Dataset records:
>>>>
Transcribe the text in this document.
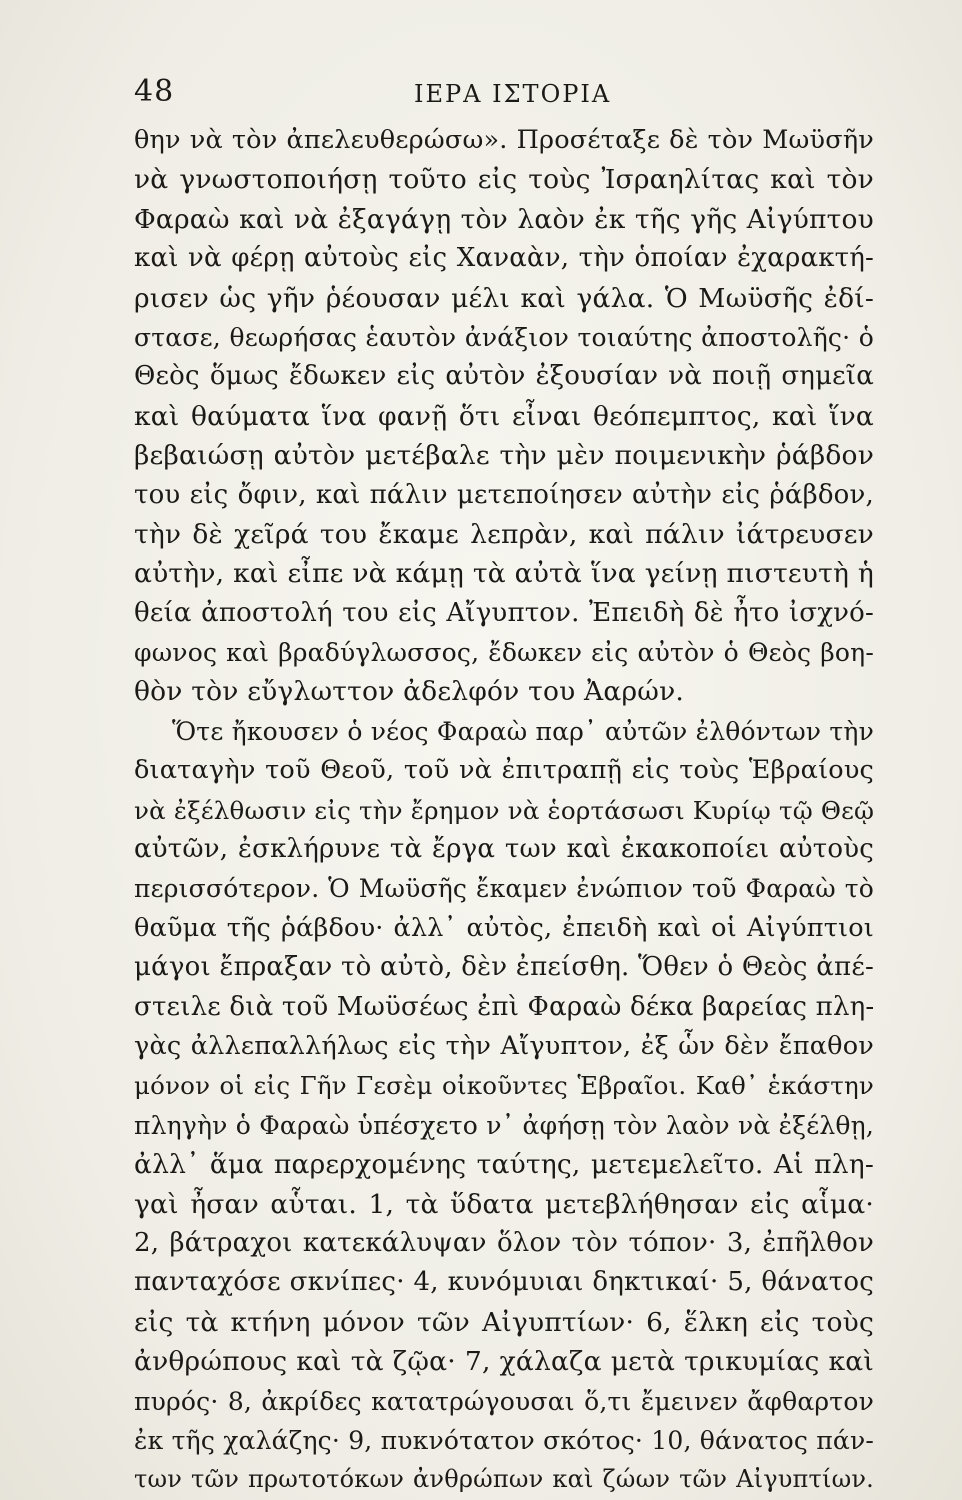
48	ΙΕΡΑ ΙΣΤΟΡΙΑ
θην νὰ τὸν ἀπελευθερώσω». Προσέταξε δὲ τὸν Μωϋσῆν
νὰ γνωστοποιήσῃ τοῦτο εἰς τοὺς Ἰσραηλίτας καὶ τὸν
Φαραὼ καὶ νὰ ἐξαγάγῃ τὸν λαὸν ἐκ τῆς γῆς Αἰγύπτου
καὶ νὰ φέρῃ αὐτοὺς εἰς Χαναὰν, τὴν ὁποίαν ἐχαρακτή-
ρισεν ὡς γῆν ῥέουσαν μέλι καὶ γάλα. Ὁ Μωϋσῆς ἐδί-
στασε, θεωρήσας ἑαυτὸν ἀνάξιον τοιαύτης ἀποστολῆς· ὁ
Θεὸς ὅμως ἔδωκεν εἰς αὐτὸν ἐξουσίαν νὰ ποιῇ σημεῖα
καὶ θαύματα ἵνα φανῇ ὅτι εἶναι θεόπεμπτος, καὶ ἵνα
βεβαιώσῃ αὐτὸν μετέβαλε τὴν μὲν ποιμενικὴν ῥάβδον
του εἰς ὄφιν, καὶ πάλιν μετεποίησεν αὐτὴν εἰς ῥάβδον,
τὴν δὲ χεῖρά του ἔκαμε λεπρὰν, καὶ πάλιν ἰάτρευσεν
αὐτὴν, καὶ εἶπε νὰ κάμῃ τὰ αὐτὰ ἵνα γείνῃ πιστευτὴ ἡ
θεία ἀποστολή του εἰς Αἴγυπτον. Ἐπειδὴ δὲ ἦτο ἰσχνό-
φωνος καὶ βραδύγλωσσος, ἔδωκεν εἰς αὐτὸν ὁ Θεὸς βοη-
θὸν τὸν εὔγλωττον ἀδελφόν του Ἀαρών.
Ὅτε ἤκουσεν ὁ νέος Φαραὼ παρ᾽ αὐτῶν ἐλθόντων τὴν
διαταγὴν τοῦ Θεοῦ, τοῦ νὰ ἐπιτραπῇ εἰς τοὺς Ἑβραίους
νὰ ἐξέλθωσιν εἰς τὴν ἔρημον νὰ ἑορτάσωσι Κυρίῳ τῷ Θεῷ
αὐτῶν, ἐσκλήρυνε τὰ ἔργα των καὶ ἐκακοποίει αὐτοὺς
περισσότερον. Ὁ Μωϋσῆς ἔκαμεν ἐνώπιον τοῦ Φαραὼ τὸ
θαῦμα τῆς ῥάβδου· ἀλλ᾽ αὐτὸς, ἐπειδὴ καὶ οἱ Αἰγύπτιοι
μάγοι ἔπραξαν τὸ αὐτὸ, δὲν ἐπείσθη. Ὅθεν ὁ Θεὸς ἀπέ-
στειλε διὰ τοῦ Μωϋσέως ἐπὶ Φαραὼ δέκα βαρείας πλη-
γὰς ἀλλεπαλλήλως εἰς τὴν Αἴγυπτον, ἐξ ὧν δὲν ἔπαθον
μόνον οἱ εἰς Γῆν Γεσὲμ οἰκοῦντες Ἑβραῖοι. Καθ᾽ ἑκάστην
πληγὴν ὁ Φαραὼ ὑπέσχετο ν᾽ ἀφήσῃ τὸν λαὸν νὰ ἐξέλθῃ,
ἀλλ᾽ ἅμα παρερχομένης ταύτης, μετεμελεῖτο. Αἱ πλη-
γαὶ ἦσαν αὗται. 1, τὰ ὕδατα μετεβλήθησαν εἰς αἷμα·
2, βάτραχοι κατεκάλυψαν ὅλον τὸν τόπον· 3, ἐπῆλθον
πανταχόσε σκνίπες· 4, κυνόμυιαι δηκτικαί· 5, θάνατος
εἰς τὰ κτήνη μόνον τῶν Αἰγυπτίων· 6, ἕλκη εἰς τοὺς
ἀνθρώπους καὶ τὰ ζῷα· 7, χάλαζα μετὰ τρικυμίας καὶ
πυρός· 8, ἀκρίδες κατατρώγουσαι ὅ,τι ἔμεινεν ἄφθαρτον
ἐκ τῆς χαλάζης· 9, πυκνότατον σκότος· 10, θάνατος πάν-
των τῶν πρωτοτόκων ἀνθρώπων καὶ ζώων τῶν Αἰγυπτίων.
<<<<
Task requirements:
From the data above, write out everything exactly except the pictures.

Output of the exercise:
Transcribe the text in this document.
48	ΙΕΡΑ ΙΣΤΟΡΙΑ
θην νὰ τὸν ἀπελευθερώσω». Προσέταξε δὲ τὸν Μωϋσῆν
νὰ γνωστοποιήσῃ τοῦτο εἰς τοὺς Ἰσραηλίτας καὶ τὸν
Φαραὼ καὶ νὰ ἐξαγάγῃ τὸν λαὸν ἐκ τῆς γῆς Αἰγύπτου
καὶ νὰ φέρῃ αὐτοὺς εἰς Χαναὰν, τὴν ὁποίαν ἐχαρακτή-
ρισεν ὡς γῆν ῥέουσαν μέλι καὶ γάλα. Ὁ Μωϋσῆς ἐδί-
στασε, θεωρήσας ἑαυτὸν ἀνάξιον τοιαύτης ἀποστολῆς· ὁ
Θεὸς ὅμως ἔδωκεν εἰς αὐτὸν ἐξουσίαν νὰ ποιῇ σημεῖα
καὶ θαύματα ἵνα φανῇ ὅτι εἶναι θεόπεμπτος, καὶ ἵνα
βεβαιώσῃ αὐτὸν μετέβαλε τὴν μὲν ποιμενικὴν ῥάβδον
του εἰς ὄφιν, καὶ πάλιν μετεποίησεν αὐτὴν εἰς ῥάβδον,
τὴν δὲ χεῖρά του ἔκαμε λεπρὰν, καὶ πάλιν ἰάτρευσεν
αὐτὴν, καὶ εἶπε νὰ κάμῃ τὰ αὐτὰ ἵνα γείνῃ πιστευτὴ ἡ
θεία ἀποστολή του εἰς Αἴγυπτον. Ἐπειδὴ δὲ ἦτο ἰσχνό-
φωνος καὶ βραδύγλωσσος, ἔδωκεν εἰς αὐτὸν ὁ Θεὸς βοη-
θὸν τὸν εὔγλωττον ἀδελφόν του Ἀαρών.
Ὅτε ἤκουσεν ὁ νέος Φαραὼ παρ᾽ αὐτῶν ἐλθόντων τὴν
διαταγὴν τοῦ Θεοῦ, τοῦ νὰ ἐπιτραπῇ εἰς τοὺς Ἑβραίους
νὰ ἐξέλθωσιν εἰς τὴν ἔρημον νὰ ἑορτάσωσι Κυρίῳ τῷ Θεῷ
αὐτῶν, ἐσκλήρυνε τὰ ἔργα των καὶ ἐκακοποίει αὐτοὺς
περισσότερον. Ὁ Μωϋσῆς ἔκαμεν ἐνώπιον τοῦ Φαραὼ τὸ
θαῦμα τῆς ῥάβδου· ἀλλ᾽ αὐτὸς, ἐπειδὴ καὶ οἱ Αἰγύπτιοι
μάγοι ἔπραξαν τὸ αὐτὸ, δὲν ἐπείσθη. Ὅθεν ὁ Θεὸς ἀπέ-
στειλε διὰ τοῦ Μωϋσέως ἐπὶ Φαραὼ δέκα βαρείας πλη-
γὰς ἀλλεπαλλήλως εἰς τὴν Αἴγυπτον, ἐξ ὧν δὲν ἔπαθον
μόνον οἱ εἰς Γῆν Γεσὲμ οἰκοῦντες Ἑβραῖοι. Καθ᾽ ἑκάστην
πληγὴν ὁ Φαραὼ ὑπέσχετο ν᾽ ἀφήσῃ τὸν λαὸν νὰ ἐξέλθῃ,
ἀλλ᾽ ἅμα παρερχομένης ταύτης, μετεμελεῖτο. Αἱ πλη-
γαὶ ἦσαν αὗται. 1, τὰ ὕδατα μετεβλήθησαν εἰς αἷμα·
2, βάτραχοι κατεκάλυψαν ὅλον τὸν τόπον· 3, ἐπῆλθον
πανταχόσε σκνίπες· 4, κυνόμυιαι δηκτικαί· 5, θάνατος
εἰς τὰ κτήνη μόνον τῶν Αἰγυπτίων· 6, ἕλκη εἰς τοὺς
ἀνθρώπους καὶ τὰ ζῷα· 7, χάλαζα μετὰ τρικυμίας καὶ
πυρός· 8, ἀκρίδες κατατρώγουσαι ὅ,τι ἔμεινεν ἄφθαρτον
ἐκ τῆς χαλάζης· 9, πυκνότατον σκότος· 10, θάνατος πάν-
των τῶν πρωτοτόκων ἀνθρώπων καὶ ζώων τῶν Αἰγυπτίων.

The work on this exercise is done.